**WHAT NEEDS TO BE DONE**
Write out the whole listing exactly as it stands.

[Excerpt from a dataset]
----------

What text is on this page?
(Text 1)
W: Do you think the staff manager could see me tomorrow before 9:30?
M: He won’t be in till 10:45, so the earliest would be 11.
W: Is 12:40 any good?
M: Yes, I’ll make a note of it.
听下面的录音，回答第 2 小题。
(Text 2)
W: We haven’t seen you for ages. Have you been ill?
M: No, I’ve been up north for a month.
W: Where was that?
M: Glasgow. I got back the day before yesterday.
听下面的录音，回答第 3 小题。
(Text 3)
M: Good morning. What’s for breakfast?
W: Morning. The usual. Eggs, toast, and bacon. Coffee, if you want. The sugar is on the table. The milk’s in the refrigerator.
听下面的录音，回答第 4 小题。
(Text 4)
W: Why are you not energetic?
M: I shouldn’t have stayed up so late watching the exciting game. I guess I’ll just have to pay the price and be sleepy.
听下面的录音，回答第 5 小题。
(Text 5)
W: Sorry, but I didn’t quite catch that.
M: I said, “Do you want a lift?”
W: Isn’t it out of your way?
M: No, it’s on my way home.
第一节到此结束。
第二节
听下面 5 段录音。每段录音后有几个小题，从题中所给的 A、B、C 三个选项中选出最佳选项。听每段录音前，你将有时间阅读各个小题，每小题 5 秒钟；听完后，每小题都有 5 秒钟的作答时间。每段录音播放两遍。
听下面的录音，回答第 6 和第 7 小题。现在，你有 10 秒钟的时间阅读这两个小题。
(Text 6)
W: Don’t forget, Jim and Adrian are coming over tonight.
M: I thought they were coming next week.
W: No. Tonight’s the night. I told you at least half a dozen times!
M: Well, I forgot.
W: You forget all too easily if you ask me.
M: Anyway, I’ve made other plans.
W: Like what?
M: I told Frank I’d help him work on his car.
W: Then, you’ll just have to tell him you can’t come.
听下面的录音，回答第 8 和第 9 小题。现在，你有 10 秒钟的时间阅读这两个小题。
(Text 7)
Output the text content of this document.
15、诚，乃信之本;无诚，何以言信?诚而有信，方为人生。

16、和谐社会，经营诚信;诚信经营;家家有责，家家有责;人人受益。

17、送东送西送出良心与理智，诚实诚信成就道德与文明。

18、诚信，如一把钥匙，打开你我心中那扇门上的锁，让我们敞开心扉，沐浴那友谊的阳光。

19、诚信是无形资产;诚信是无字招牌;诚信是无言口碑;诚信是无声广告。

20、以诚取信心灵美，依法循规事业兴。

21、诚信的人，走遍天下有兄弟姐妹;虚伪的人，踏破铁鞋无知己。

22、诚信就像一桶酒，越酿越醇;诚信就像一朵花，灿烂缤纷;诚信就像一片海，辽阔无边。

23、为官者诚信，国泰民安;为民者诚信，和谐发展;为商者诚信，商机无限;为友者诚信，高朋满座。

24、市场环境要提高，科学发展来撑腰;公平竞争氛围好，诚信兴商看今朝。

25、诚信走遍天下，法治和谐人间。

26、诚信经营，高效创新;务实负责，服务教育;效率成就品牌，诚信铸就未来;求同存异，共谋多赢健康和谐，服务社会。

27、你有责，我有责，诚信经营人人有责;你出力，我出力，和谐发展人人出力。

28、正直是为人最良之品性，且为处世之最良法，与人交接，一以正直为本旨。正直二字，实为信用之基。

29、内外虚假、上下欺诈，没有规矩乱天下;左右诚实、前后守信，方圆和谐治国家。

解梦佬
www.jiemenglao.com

----------

**RESPONSE**
What text is on this page?
(Text 1)
W: Do you think the staff manager could see me tomorrow before 9:30?
M: He won’t be in till 10:45, so the earliest would be 11.
W: Is 12:40 any good?
M: Yes, I’ll make a note of it.
听下面的录音，回答第 2 小题。
(Text 2)
W: We haven’t seen you for ages. Have you been ill?
M: No, I’ve been up north for a month.
W: Where was that?
M: Glasgow. I got back the day before yesterday.
听下面的录音，回答第 3 小题。
(Text 3)
M: Good morning. What’s for breakfast?
W: Morning. The usual. Eggs, toast, and bacon. Coffee, if you want. The sugar is on the table. The milk’s in the refrigerator.
听下面的录音，回答第 4 小题。
(Text 4)
W: Why are you not energetic?
M: I shouldn’t have stayed up so late watching the exciting game. I guess I’ll just have to pay the price and be sleepy.
听下面的录音，回答第 5 小题。
(Text 5)
W: Sorry, but I didn’t quite catch that.
M: I said, “Do you want a lift?”
W: Isn’t it out of your way?
M: No, it’s on my way home.
第一节到此结束。
第二节
听下面 5 段录音。每段录音后有几个小题，从题中所给的 A、B、C 三个选项中选出最佳选项。听每段录音前，你将有时间阅读各个小题，每小题 5 秒钟；听完后，每小题都有 5 秒钟的作答时间。每段录音播放两遍。
听下面的录音，回答第 6 和第 7 小题。现在，你有 10 秒钟的时间阅读这两个小题。
(Text 6)
W: Don’t forget, Jim and Adrian are coming over tonight.
M: I thought they were coming next week.
W: No. Tonight’s the night. I told you at least half a dozen times!
M: Well, I forgot.
W: You forget all too easily if you ask me.
M: Anyway, I’ve made other plans.
W: Like what?
M: I told Frank I’d help him work on his car.
W: Then, you’ll just have to tell him you can’t come.
听下面的录音，回答第 8 和第 9 小题。现在，你有 10 秒钟的时间阅读这两个小题。
(Text 7)
Output the text content of this document.
15、诚，乃信之本;无诚，何以言信?诚而有信，方为人生。

16、和谐社会，经营诚信;诚信经营;家家有责，家家有责;人人受益。

17、送东送西送出良心与理智，诚实诚信成就道德与文明。

18、诚信，如一把钥匙，打开你我心中那扇门上的锁，让我们敞开心扉，沐浴那友谊的阳光。

19、诚信是无形资产;诚信是无字招牌;诚信是无言口碑;诚信是无声广告。

20、以诚取信心灵美，依法循规事业兴。

21、诚信的人，走遍天下有兄弟姐妹;虚伪的人，踏破铁鞋无知己。

22、诚信就像一桶酒，越酿越醇;诚信就像一朵花，灿烂缤纷;诚信就像一片海，辽阔无边。

23、为官者诚信，国泰民安;为民者诚信，和谐发展;为商者诚信，商机无限;为友者诚信，高朋满座。

24、市场环境要提高，科学发展来撑腰;公平竞争氛围好，诚信兴商看今朝。

25、诚信走遍天下，法治和谐人间。

26、诚信经营，高效创新;务实负责，服务教育;效率成就品牌，诚信铸就未来;求同存异，共谋多赢健康和谐，服务社会。

27、你有责，我有责，诚信经营人人有责;你出力，我出力，和谐发展人人出力。

28、正直是为人最良之品性，且为处世之最良法，与人交接，一以正直为本旨。正直二字，实为信用之基。

29、内外虚假、上下欺诈，没有规矩乱天下;左右诚实、前后守信，方圆和谐治国家。

解梦佬
www.jiemenglao.com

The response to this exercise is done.